◆ **WRITTEN PROBLEM**
Copy the material that follows word for word and omit its pictures.

Figure content listings
★ ★ ★
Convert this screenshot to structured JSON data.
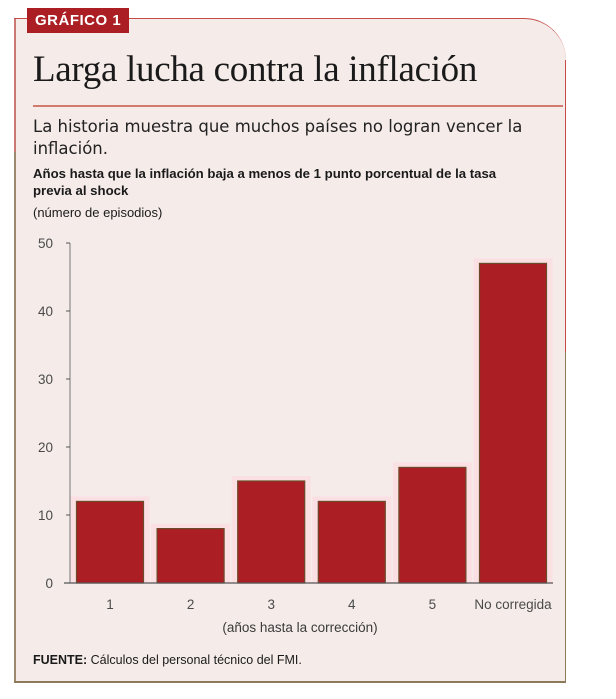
{
  "badge": "GRÁFICO 1",
  "title": "Larga lucha contra la inflación",
  "subtitle": "La historia muestra que muchos países no logran vencer la inflación.",
  "source": {
    "label": "FUENTE:",
    "text": " Cálculos del personal técnico del FMI."
  },
  "colors": {
    "bar": "#ab1f24",
    "bar_edge": "#6b4a2a",
    "bar_glow": "#fbe0e3",
    "badge": "#ab1f24",
    "axis": "#8a8a8a"
  },
  "chart_data": {
    "type": "bar",
    "title": "Años hasta que la inflación baja a menos de 1 punto porcentual de la tasa previa al shock",
    "units": "(número de episodios)",
    "categories": [
      "1",
      "2",
      "3",
      "4",
      "5",
      "No corregida"
    ],
    "values": [
      12,
      8,
      15,
      12,
      17,
      47
    ],
    "xlabel": "(años hasta la corrección)",
    "ylabel": "",
    "ylim": [
      0,
      50
    ],
    "yticks": [
      0,
      10,
      20,
      30,
      40,
      50
    ],
    "grid": false,
    "legend": "none"
  }
}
★ ★ ★
◆ **SOLVED PROBLEM**
Convert this screenshot to structured JSON data.
{
  "badge": "GRÁFICO 1",
  "title": "Larga lucha contra la inflación",
  "subtitle": "La historia muestra que muchos países no logran vencer la inflación.",
  "source": {
    "label": "FUENTE:",
    "text": " Cálculos del personal técnico del FMI."
  },
  "colors": {
    "bar": "#ab1f24",
    "bar_edge": "#6b4a2a",
    "bar_glow": "#fbe0e3",
    "badge": "#ab1f24",
    "axis": "#8a8a8a"
  },
  "chart_data": {
    "type": "bar",
    "title": "Años hasta que la inflación baja a menos de 1 punto porcentual de la tasa previa al shock",
    "units": "(número de episodios)",
    "categories": [
      "1",
      "2",
      "3",
      "4",
      "5",
      "No corregida"
    ],
    "values": [
      12,
      8,
      15,
      12,
      17,
      47
    ],
    "xlabel": "(años hasta la corrección)",
    "ylabel": "",
    "ylim": [
      0,
      50
    ],
    "yticks": [
      0,
      10,
      20,
      30,
      40,
      50
    ],
    "grid": false,
    "legend": "none"
  }
}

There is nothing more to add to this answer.